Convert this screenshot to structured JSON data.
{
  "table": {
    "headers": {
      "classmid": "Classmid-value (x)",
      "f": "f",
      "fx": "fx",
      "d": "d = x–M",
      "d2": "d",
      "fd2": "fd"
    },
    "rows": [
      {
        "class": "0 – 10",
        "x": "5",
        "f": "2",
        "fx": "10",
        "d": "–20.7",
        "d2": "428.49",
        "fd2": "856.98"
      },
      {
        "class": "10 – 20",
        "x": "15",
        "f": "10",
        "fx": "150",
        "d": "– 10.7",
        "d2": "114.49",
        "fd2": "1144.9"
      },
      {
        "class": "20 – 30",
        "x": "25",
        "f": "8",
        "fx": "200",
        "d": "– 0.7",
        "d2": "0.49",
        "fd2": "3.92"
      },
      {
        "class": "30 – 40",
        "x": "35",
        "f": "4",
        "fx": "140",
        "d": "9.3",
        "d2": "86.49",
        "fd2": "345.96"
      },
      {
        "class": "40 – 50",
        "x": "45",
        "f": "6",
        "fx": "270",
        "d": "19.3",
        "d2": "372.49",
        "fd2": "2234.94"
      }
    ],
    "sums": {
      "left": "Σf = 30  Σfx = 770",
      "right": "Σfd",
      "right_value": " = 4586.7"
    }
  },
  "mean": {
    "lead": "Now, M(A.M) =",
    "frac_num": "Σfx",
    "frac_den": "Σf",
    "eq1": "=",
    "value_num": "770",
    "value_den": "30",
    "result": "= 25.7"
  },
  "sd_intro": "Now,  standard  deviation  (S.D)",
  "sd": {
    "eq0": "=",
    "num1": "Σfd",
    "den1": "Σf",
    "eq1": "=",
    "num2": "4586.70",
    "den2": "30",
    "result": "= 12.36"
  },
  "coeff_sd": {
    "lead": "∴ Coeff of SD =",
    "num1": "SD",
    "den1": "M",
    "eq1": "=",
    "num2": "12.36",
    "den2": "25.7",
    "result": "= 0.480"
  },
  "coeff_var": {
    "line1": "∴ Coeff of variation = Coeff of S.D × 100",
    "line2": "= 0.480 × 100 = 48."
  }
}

..........

* [Aim]: Exact copies of all the records are required.

* [Task answer]:
Convert this screenshot to structured JSON data.
{
  "table": {
    "headers": {
      "classmid": "Classmid-value (x)",
      "f": "f",
      "fx": "fx",
      "d": "d = x–M",
      "d2": "d",
      "fd2": "fd"
    },
    "rows": [
      {
        "class": "0 – 10",
        "x": "5",
        "f": "2",
        "fx": "10",
        "d": "–20.7",
        "d2": "428.49",
        "fd2": "856.98"
      },
      {
        "class": "10 – 20",
        "x": "15",
        "f": "10",
        "fx": "150",
        "d": "– 10.7",
        "d2": "114.49",
        "fd2": "1144.9"
      },
      {
        "class": "20 – 30",
        "x": "25",
        "f": "8",
        "fx": "200",
        "d": "– 0.7",
        "d2": "0.49",
        "fd2": "3.92"
      },
      {
        "class": "30 – 40",
        "x": "35",
        "f": "4",
        "fx": "140",
        "d": "9.3",
        "d2": "86.49",
        "fd2": "345.96"
      },
      {
        "class": "40 – 50",
        "x": "45",
        "f": "6",
        "fx": "270",
        "d": "19.3",
        "d2": "372.49",
        "fd2": "2234.94"
      }
    ],
    "sums": {
      "left": "Σf = 30  Σfx = 770",
      "right": "Σfd",
      "right_value": " = 4586.7"
    }
  },
  "mean": {
    "lead": "Now, M(A.M) =",
    "frac_num": "Σfx",
    "frac_den": "Σf",
    "eq1": "=",
    "value_num": "770",
    "value_den": "30",
    "result": "= 25.7"
  },
  "sd_intro": "Now,  standard  deviation  (S.D)",
  "sd": {
    "eq0": "=",
    "num1": "Σfd",
    "den1": "Σf",
    "eq1": "=",
    "num2": "4586.70",
    "den2": "30",
    "result": "= 12.36"
  },
  "coeff_sd": {
    "lead": "∴ Coeff of SD =",
    "num1": "SD",
    "den1": "M",
    "eq1": "=",
    "num2": "12.36",
    "den2": "25.7",
    "result": "= 0.480"
  },
  "coeff_var": {
    "line1": "∴ Coeff of variation = Coeff of S.D × 100",
    "line2": "= 0.480 × 100 = 48."
  }
}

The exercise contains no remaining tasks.